## Start Provided entries

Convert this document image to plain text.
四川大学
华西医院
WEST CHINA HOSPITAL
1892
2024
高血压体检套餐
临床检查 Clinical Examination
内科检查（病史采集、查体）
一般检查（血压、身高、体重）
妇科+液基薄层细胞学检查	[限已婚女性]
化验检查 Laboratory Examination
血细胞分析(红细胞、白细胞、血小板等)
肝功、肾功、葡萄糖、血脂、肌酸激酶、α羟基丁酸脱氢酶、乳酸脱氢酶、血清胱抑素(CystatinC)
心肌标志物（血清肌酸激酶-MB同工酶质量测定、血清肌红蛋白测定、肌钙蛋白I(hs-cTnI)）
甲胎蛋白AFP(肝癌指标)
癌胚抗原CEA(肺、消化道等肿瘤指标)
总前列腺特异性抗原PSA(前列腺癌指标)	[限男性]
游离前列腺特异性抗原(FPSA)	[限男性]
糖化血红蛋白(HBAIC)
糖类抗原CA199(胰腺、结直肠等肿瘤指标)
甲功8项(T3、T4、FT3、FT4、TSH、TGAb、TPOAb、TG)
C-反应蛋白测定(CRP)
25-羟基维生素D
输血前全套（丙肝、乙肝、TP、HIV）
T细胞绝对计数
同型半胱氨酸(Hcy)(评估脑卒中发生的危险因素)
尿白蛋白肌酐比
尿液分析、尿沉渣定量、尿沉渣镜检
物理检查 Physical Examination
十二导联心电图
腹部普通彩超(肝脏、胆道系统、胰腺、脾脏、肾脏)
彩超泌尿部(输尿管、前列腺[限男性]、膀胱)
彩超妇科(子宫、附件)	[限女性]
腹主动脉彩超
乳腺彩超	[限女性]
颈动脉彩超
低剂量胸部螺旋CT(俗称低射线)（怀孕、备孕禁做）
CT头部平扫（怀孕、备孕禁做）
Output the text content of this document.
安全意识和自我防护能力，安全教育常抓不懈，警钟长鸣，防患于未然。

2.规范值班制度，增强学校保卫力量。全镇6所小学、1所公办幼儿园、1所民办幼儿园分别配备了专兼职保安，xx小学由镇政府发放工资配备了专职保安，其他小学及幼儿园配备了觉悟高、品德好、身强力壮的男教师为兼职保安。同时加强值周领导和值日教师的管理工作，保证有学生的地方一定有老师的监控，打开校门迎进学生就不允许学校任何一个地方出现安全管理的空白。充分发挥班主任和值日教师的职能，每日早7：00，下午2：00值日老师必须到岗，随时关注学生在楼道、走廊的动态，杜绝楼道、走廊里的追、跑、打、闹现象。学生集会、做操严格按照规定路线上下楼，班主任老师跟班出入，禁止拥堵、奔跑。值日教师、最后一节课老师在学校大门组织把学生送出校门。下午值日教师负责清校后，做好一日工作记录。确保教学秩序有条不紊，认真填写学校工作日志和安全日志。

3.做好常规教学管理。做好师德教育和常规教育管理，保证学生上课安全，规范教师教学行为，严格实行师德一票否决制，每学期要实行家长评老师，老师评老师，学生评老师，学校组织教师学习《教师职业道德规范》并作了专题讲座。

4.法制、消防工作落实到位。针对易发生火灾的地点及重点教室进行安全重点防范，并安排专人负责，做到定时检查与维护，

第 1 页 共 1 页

## End Provided entries

■ Written instruction: Using the listing above, return all lines where the word "备孕禁做" occurs.

■ Solution to the problem:
低剂量胸部螺旋CT(俗称低射线)（怀孕、备孕禁做）
CT头部平扫（怀孕、备孕禁做）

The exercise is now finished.